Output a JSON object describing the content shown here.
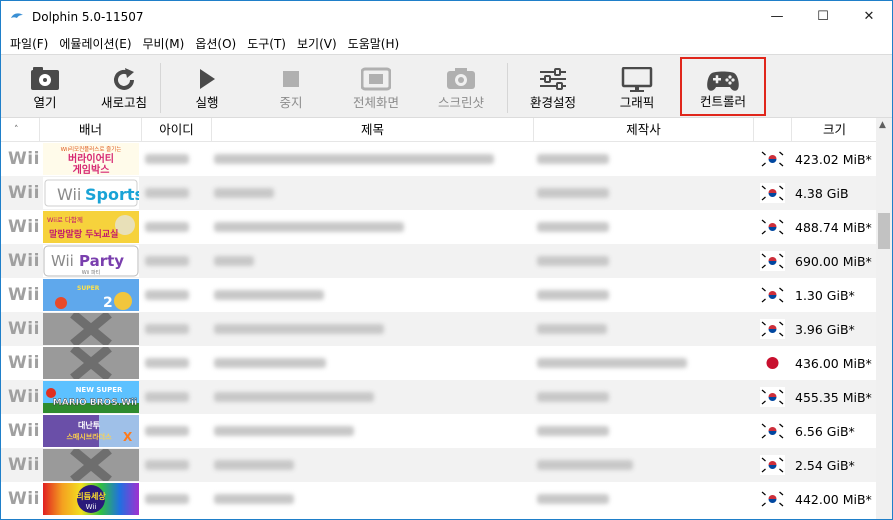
{
  "window": {
    "title": "Dolphin 5.0-11507",
    "minimize": "—",
    "maximize": "☐",
    "close": "✕"
  },
  "menu": [
    "파일(F)",
    "에뮬레이션(E)",
    "무비(M)",
    "옵션(O)",
    "도구(T)",
    "보기(V)",
    "도움말(H)"
  ],
  "toolbar": {
    "open": "열기",
    "refresh": "새로고침",
    "play": "실행",
    "stop": "중지",
    "fullscreen": "전체화면",
    "screenshot": "스크린샷",
    "config": "환경설정",
    "graphics": "그래픽",
    "controllers": "컨트롤러"
  },
  "columns": {
    "banner": "배너",
    "id": "아이디",
    "title": "제목",
    "maker": "제작사",
    "size": "크기"
  },
  "sort_arrow": "˄",
  "rows": [
    {
      "platform": "Wii",
      "banner": "bunch",
      "region": "kr",
      "size": "423.02 MiB*",
      "banner_text": [
        "Wii리모컨플러스로 즐기는",
        "버라이어티",
        "게임박스"
      ]
    },
    {
      "platform": "Wii",
      "banner": "sports",
      "region": "kr",
      "size": "4.38 GiB",
      "banner_text": [
        "Wii",
        "Sports"
      ]
    },
    {
      "platform": "Wii",
      "banner": "brain",
      "region": "kr",
      "size": "488.74 MiB*",
      "banner_text": [
        "Wii로 다함께",
        "말랑말랑 두뇌교실"
      ]
    },
    {
      "platform": "Wii",
      "banner": "party",
      "region": "kr",
      "size": "690.00 MiB*",
      "banner_text": [
        "Wii",
        "Party",
        "Wii 파티"
      ]
    },
    {
      "platform": "Wii",
      "banner": "galaxy",
      "region": "kr",
      "size": "1.30 GiB*",
      "banner_text": [
        "SUPER",
        "2"
      ]
    },
    {
      "platform": "Wii",
      "banner": "none",
      "region": "kr",
      "size": "3.96 GiB*",
      "banner_text": []
    },
    {
      "platform": "Wii",
      "banner": "none",
      "region": "jp",
      "size": "436.00 MiB*",
      "banner_text": []
    },
    {
      "platform": "Wii",
      "banner": "mario",
      "region": "kr",
      "size": "455.35 MiB*",
      "banner_text": [
        "NEW SUPER",
        "MARIO BROS.Wii"
      ]
    },
    {
      "platform": "Wii",
      "banner": "smash",
      "region": "kr",
      "size": "6.56 GiB*",
      "banner_text": [
        "대난투",
        "스매시브라더스",
        "X"
      ]
    },
    {
      "platform": "Wii",
      "banner": "none",
      "region": "kr",
      "size": "2.54 GiB*",
      "banner_text": []
    },
    {
      "platform": "Wii",
      "banner": "rainbow",
      "region": "kr",
      "size": "442.00 MiB*",
      "banner_text": [
        "리듬세상",
        "Wii"
      ]
    }
  ],
  "colors": {
    "accent_border": "#e0261b",
    "window_border": "#1f7fc9",
    "alt_row": "#f2f2f2"
  }
}
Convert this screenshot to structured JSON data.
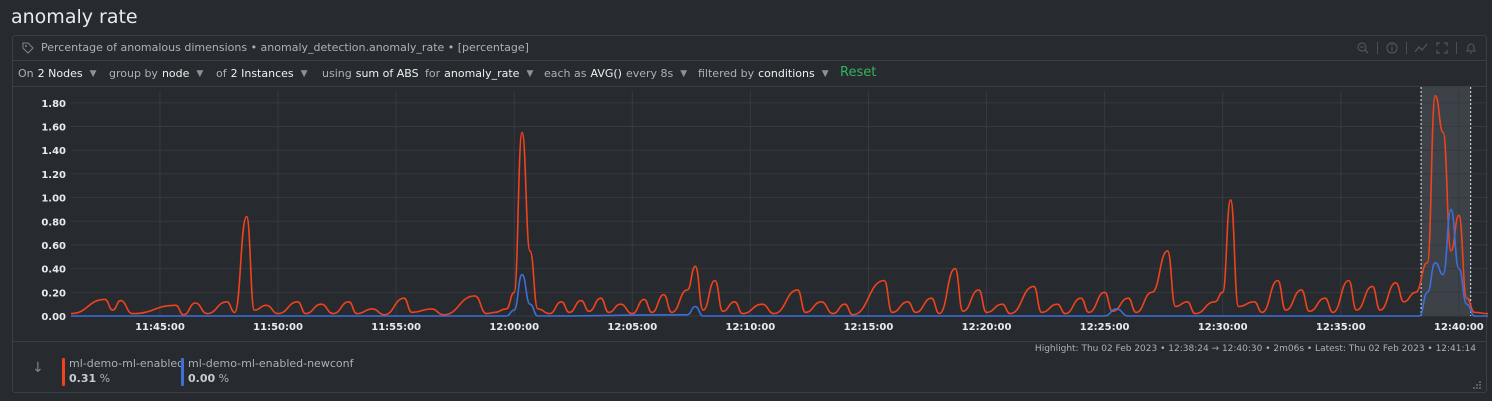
☆ ☆ ☆
» **Problem details**:
Leave out the pictures and copy everything else in the records word for word.

» **Reply**:
Output a JSON object describing the content shown here.
{
  "window": {
    "title": "Dolphin 5.0-11507",
    "minimize": "—",
    "maximize": "☐",
    "close": "✕"
  },
  "menu": [
    "파일(F)",
    "에뮬레이션(E)",
    "무비(M)",
    "옵션(O)",
    "도구(T)",
    "보기(V)",
    "도움말(H)"
  ],
  "toolbar": {
    "open": "열기",
    "refresh": "새로고침",
    "play": "실행",
    "stop": "중지",
    "fullscreen": "전체화면",
    "screenshot": "스크린샷",
    "config": "환경설정",
    "graphics": "그래픽",
    "controllers": "컨트롤러"
  },
  "columns": {
    "banner": "배너",
    "id": "아이디",
    "title": "제목",
    "maker": "제작사",
    "size": "크기"
  },
  "sort_arrow": "˄",
  "rows": [
    {
      "platform": "Wii",
      "banner": "bunch",
      "region": "kr",
      "size": "423.02 MiB*",
      "banner_text": [
        "Wii리모컨플러스로 즐기는",
        "버라이어티",
        "게임박스"
      ]
    },
    {
      "platform": "Wii",
      "banner": "sports",
      "region": "kr",
      "size": "4.38 GiB",
      "banner_text": [
        "Wii",
        "Sports"
      ]
    },
    {
      "platform": "Wii",
      "banner": "brain",
      "region": "kr",
      "size": "488.74 MiB*",
      "banner_text": [
        "Wii로 다함께",
        "말랑말랑 두뇌교실"
      ]
    },
    {
      "platform": "Wii",
      "banner": "party",
      "region": "kr",
      "size": "690.00 MiB*",
      "banner_text": [
        "Wii",
        "Party",
        "Wii 파티"
      ]
    },
    {
      "platform": "Wii",
      "banner": "galaxy",
      "region": "kr",
      "size": "1.30 GiB*",
      "banner_text": [
        "SUPER",
        "2"
      ]
    },
    {
      "platform": "Wii",
      "banner": "none",
      "region": "kr",
      "size": "3.96 GiB*",
      "banner_text": []
    },
    {
      "platform": "Wii",
      "banner": "none",
      "region": "jp",
      "size": "436.00 MiB*",
      "banner_text": []
    },
    {
      "platform": "Wii",
      "banner": "mario",
      "region": "kr",
      "size": "455.35 MiB*",
      "banner_text": [
        "NEW SUPER",
        "MARIO BROS.Wii"
      ]
    },
    {
      "platform": "Wii",
      "banner": "smash",
      "region": "kr",
      "size": "6.56 GiB*",
      "banner_text": [
        "대난투",
        "스매시브라더스",
        "X"
      ]
    },
    {
      "platform": "Wii",
      "banner": "none",
      "region": "kr",
      "size": "2.54 GiB*",
      "banner_text": []
    },
    {
      "platform": "Wii",
      "banner": "rainbow",
      "region": "kr",
      "size": "442.00 MiB*",
      "banner_text": [
        "리듬세상",
        "Wii"
      ]
    }
  ],
  "colors": {
    "accent_border": "#e0261b",
    "window_border": "#1f7fc9",
    "alt_row": "#f2f2f2"
  }
}
Convert this screenshot to structured JSON data.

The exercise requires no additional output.